PROBLEM TO WORK ON -
Please copy the records below, swapping each "x-tick-label" for "horizontal-tick-label" and keeping every other character unchanged.

═════ INFORMATION PROVIDED

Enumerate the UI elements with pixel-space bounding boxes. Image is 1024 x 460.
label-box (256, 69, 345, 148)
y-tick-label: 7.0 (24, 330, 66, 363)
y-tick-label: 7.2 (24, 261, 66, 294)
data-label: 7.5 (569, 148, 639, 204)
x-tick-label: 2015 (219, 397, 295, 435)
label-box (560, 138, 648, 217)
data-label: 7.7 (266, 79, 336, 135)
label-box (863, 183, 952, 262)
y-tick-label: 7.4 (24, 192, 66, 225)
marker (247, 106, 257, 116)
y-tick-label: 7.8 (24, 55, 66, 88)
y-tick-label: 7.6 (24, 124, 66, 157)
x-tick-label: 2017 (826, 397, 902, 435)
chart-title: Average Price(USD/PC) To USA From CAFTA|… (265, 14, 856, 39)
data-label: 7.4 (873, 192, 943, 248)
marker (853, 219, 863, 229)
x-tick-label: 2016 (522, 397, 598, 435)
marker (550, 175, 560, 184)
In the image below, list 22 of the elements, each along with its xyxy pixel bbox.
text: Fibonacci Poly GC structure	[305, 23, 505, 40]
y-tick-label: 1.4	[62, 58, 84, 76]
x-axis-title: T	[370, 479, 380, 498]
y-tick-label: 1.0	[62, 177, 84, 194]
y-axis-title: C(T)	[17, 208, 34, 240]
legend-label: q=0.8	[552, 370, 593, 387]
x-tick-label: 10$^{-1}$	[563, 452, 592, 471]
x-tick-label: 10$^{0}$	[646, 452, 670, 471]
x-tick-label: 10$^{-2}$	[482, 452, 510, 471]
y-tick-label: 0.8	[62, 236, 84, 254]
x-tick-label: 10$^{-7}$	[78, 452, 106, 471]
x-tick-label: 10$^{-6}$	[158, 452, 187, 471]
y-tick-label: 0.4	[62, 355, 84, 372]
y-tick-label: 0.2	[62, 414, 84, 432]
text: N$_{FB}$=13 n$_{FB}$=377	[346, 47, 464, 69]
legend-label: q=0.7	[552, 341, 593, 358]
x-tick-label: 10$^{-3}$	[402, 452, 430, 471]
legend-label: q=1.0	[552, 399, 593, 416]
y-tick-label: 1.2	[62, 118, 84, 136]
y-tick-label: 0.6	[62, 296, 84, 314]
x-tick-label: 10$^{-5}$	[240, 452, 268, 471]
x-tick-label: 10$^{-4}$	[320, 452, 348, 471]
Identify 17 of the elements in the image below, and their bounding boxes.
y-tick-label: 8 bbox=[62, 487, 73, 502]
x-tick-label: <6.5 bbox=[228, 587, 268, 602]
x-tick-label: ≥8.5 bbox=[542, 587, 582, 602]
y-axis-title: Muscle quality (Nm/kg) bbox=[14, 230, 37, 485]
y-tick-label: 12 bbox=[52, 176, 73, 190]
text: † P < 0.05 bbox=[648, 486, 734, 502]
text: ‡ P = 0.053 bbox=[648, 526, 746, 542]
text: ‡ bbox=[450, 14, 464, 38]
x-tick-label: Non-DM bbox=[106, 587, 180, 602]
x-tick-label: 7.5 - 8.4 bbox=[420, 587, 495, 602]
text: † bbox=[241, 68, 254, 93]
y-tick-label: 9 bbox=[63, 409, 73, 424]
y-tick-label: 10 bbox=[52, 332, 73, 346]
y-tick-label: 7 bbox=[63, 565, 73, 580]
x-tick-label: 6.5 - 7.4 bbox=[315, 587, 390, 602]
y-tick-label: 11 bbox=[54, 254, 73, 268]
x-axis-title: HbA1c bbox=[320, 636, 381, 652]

══════════

TASK SOLUTION -
Enumerate the UI elements with pixel-space bounding boxes. Image is 1024 x 460.
label-box (256, 69, 345, 148)
y-tick-label: 7.0 (24, 330, 66, 363)
y-tick-label: 7.2 (24, 261, 66, 294)
data-label: 7.5 (569, 148, 639, 204)
horizontal-tick-label: 2015 (219, 397, 295, 435)
label-box (560, 138, 648, 217)
data-label: 7.7 (266, 79, 336, 135)
label-box (863, 183, 952, 262)
y-tick-label: 7.4 (24, 192, 66, 225)
marker (247, 106, 257, 116)
y-tick-label: 7.8 (24, 55, 66, 88)
y-tick-label: 7.6 (24, 124, 66, 157)
horizontal-tick-label: 2017 (826, 397, 902, 435)
chart-title: Average Price(USD/PC) To USA From CAFTA|… (265, 14, 856, 39)
data-label: 7.4 (873, 192, 943, 248)
marker (853, 219, 863, 229)
horizontal-tick-label: 2016 (522, 397, 598, 435)
marker (550, 175, 560, 184)
In the image below, list 22 of the elements, each along with its xyxy pixel bbox.
text: Fibonacci Poly GC structure	[305, 23, 505, 40]
y-tick-label: 1.4	[62, 58, 84, 76]
x-axis-title: T	[370, 479, 380, 498]
y-tick-label: 1.0	[62, 177, 84, 194]
y-axis-title: C(T)	[17, 208, 34, 240]
legend-label: q=0.8	[552, 370, 593, 387]
horizontal-tick-label: 10$^{-1}$	[563, 452, 592, 471]
horizontal-tick-label: 10$^{0}$	[646, 452, 670, 471]
horizontal-tick-label: 10$^{-2}$	[482, 452, 510, 471]
y-tick-label: 0.8	[62, 236, 84, 254]
horizontal-tick-label: 10$^{-7}$	[78, 452, 106, 471]
horizontal-tick-label: 10$^{-6}$	[158, 452, 187, 471]
y-tick-label: 0.4	[62, 355, 84, 372]
y-tick-label: 0.2	[62, 414, 84, 432]
text: N$_{FB}$=13 n$_{FB}$=377	[346, 47, 464, 69]
legend-label: q=0.7	[552, 341, 593, 358]
horizontal-tick-label: 10$^{-3}$	[402, 452, 430, 471]
legend-label: q=1.0	[552, 399, 593, 416]
y-tick-label: 1.2	[62, 118, 84, 136]
y-tick-label: 0.6	[62, 296, 84, 314]
horizontal-tick-label: 10$^{-5}$	[240, 452, 268, 471]
horizontal-tick-label: 10$^{-4}$	[320, 452, 348, 471]
Identify 17 of the elements in the image below, and their bounding boxes.
y-tick-label: 8 bbox=[62, 487, 73, 502]
horizontal-tick-label: <6.5 bbox=[228, 587, 268, 602]
horizontal-tick-label: ≥8.5 bbox=[542, 587, 582, 602]
y-axis-title: Muscle quality (Nm/kg) bbox=[14, 230, 37, 485]
y-tick-label: 12 bbox=[52, 176, 73, 190]
text: † P < 0.05 bbox=[648, 486, 734, 502]
text: ‡ P = 0.053 bbox=[648, 526, 746, 542]
text: ‡ bbox=[450, 14, 464, 38]
horizontal-tick-label: Non-DM bbox=[106, 587, 180, 602]
horizontal-tick-label: 7.5 - 8.4 bbox=[420, 587, 495, 602]
text: † bbox=[241, 68, 254, 93]
y-tick-label: 9 bbox=[63, 409, 73, 424]
y-tick-label: 10 bbox=[52, 332, 73, 346]
y-tick-label: 7 bbox=[63, 565, 73, 580]
horizontal-tick-label: 6.5 - 7.4 bbox=[315, 587, 390, 602]
y-tick-label: 11 bbox=[54, 254, 73, 268]
x-axis-title: HbA1c bbox=[320, 636, 381, 652]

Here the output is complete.